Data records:
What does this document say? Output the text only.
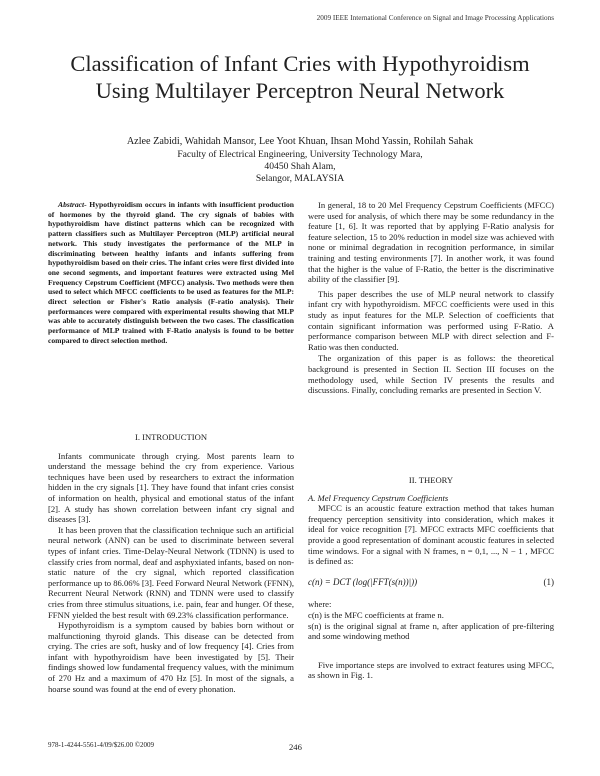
2009 IEEE International Conference on Signal and Image Processing Applications
Classification of Infant Cries with Hypothyroidism
Using Multilayer Perceptron Neural Network
Azlee Zabidi, Wahidah Mansor, Lee Yoot Khuan, Ihsan Mohd Yassin, Rohilah Sahak
Faculty of Electrical Engineering, University Technology Mara,
40450 Shah Alam,
Selangor, MALAYSIA

Abstract- Hypothyroidism occurs in infants with insufficient production of hormones by the thyroid gland. The cry signals of babies with hypothyroidism have distinct patterns which can be recognized with pattern classifiers such as Multilayer Perceptron (MLP) artificial neural network. This study investigates the performance of the MLP in discriminating between healthy infants and infants suffering from hypothyroidism based on their cries. The infant cries were first divided into one second segments, and important features were extracted using Mel Frequency Cepstrum Coefficient (MFCC) analysis. Two methods were then used to select which MFCC coefficients to be used as features for the MLP: direct selection or Fisher's Ratio analysis (F-ratio analysis). Their performances were compared with experimental results showing that MLP was able to accurately distinguish between the two cases. The classification performance of MLP trained with F-Ratio analysis is found to be better compared to direct selection method.

I. INTRODUCTION

Infants communicate through crying. Most parents learn to understand the message behind the cry from experience. Various techniques have been used by researchers to extract the information hidden in the cry signals [1]. They have found that infant cries consist of information on health, physical and emotional status of the infant [2]. A study has shown correlation between infant cry signal and diseases [3].

It has been proven that the classification technique such an artificial neural network (ANN) can be used to discriminate between several types of infant cries. Time-Delay-Neural Network (TDNN) is used to classify cries from normal, deaf and asphyxiated infants, based on non-static nature of the cry signal, which reported classification performance up to 86.06% [3]. Feed Forward Neural Network (FFNN), Recurrent Neural Network (RNN) and TDNN were used to classify cries from three stimulus situations, i.e. pain, fear and hunger. Of these, FFNN yielded the best result with 69.23% classification performance.

Hypothyroidism is a symptom caused by babies born without or malfunctioning thyroid glands. This disease can be detected from crying. The cries are soft, husky and of low frequency [4]. Cries from infant with hypothyroidism have been investigated by [5]. Their findings showed low fundamental frequency values, with the minimum of 270 Hz and a maximum of 470 Hz [5]. In most of the signals, a hoarse sound was found at the end of every phonation.

In general, 18 to 20 Mel Frequency Cepstrum Coefficients (MFCC) were used for analysis, of which there may be some redundancy in the feature [1, 6]. It was reported that by applying F-Ratio analysis for feature selection, 15 to 20% reduction in model size was achieved with none or minimal degradation in recognition performance, in similar training and testing environments [7]. In another work, it was found that the higher is the value of F-Ratio, the better is the discriminative ability of the classifier [9].

This paper describes the use of MLP neural network to classify infant cry with hypothyroidism. MFCC coefficients were used in this study as input features for the MLP. Selection of coefficients that contain significant information was performed using F-Ratio. A performance comparison between MLP with direct selection and F-Ratio was then conducted.

The organization of this paper is as follows: the theoretical background is presented in Section II. Section III focuses on the methodology used, while Section IV presents the results and discussions. Finally, concluding remarks are presented in Section V.

II. THEORY
A. Mel Frequency Cepstrum Coefficients

MFCC is an acoustic feature extraction method that takes human frequency perception sensitivity into consideration, which makes it ideal for voice recognition [7]. MFCC extracts MFC coefficients that provide a good representation of dominant acoustic features in selected time windows. For a signal with N frames, n = 0,1, ..., N − 1 , MFCC is defined as:

c(n) = DCT (log(|FFT(s(n))|))	(1)

where:

c(n) is the MFC coefficients at frame n.

s(n) is the original signal at frame n, after application of pre-filtering and some windowing method

Five importance steps are involved to extract features using MFCC, as shown in Fig. 1.

978-1-4244-5561-4/09/$26.00 ©2009	246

• To be done:
Using the records above, copy each line that contains "information".

• Answer:
Infants communicate through crying. Most parents learn to understand the message behind the cry from experience. Various techniques have been used by researchers to extract the information hidden in the cry signals [1]. They have found that infant cries consist of information on health, physical and emotional status of the infant [2]. A study has shown correlation between infant cry signal and diseases [3].
This paper describes the use of MLP neural network to classify infant cry with hypothyroidism. MFCC coefficients were used in this study as input features for the MLP. Selection of coefficients that contain significant information was performed using F-Ratio. A performance comparison between MLP with direct selection and F-Ratio was then conducted.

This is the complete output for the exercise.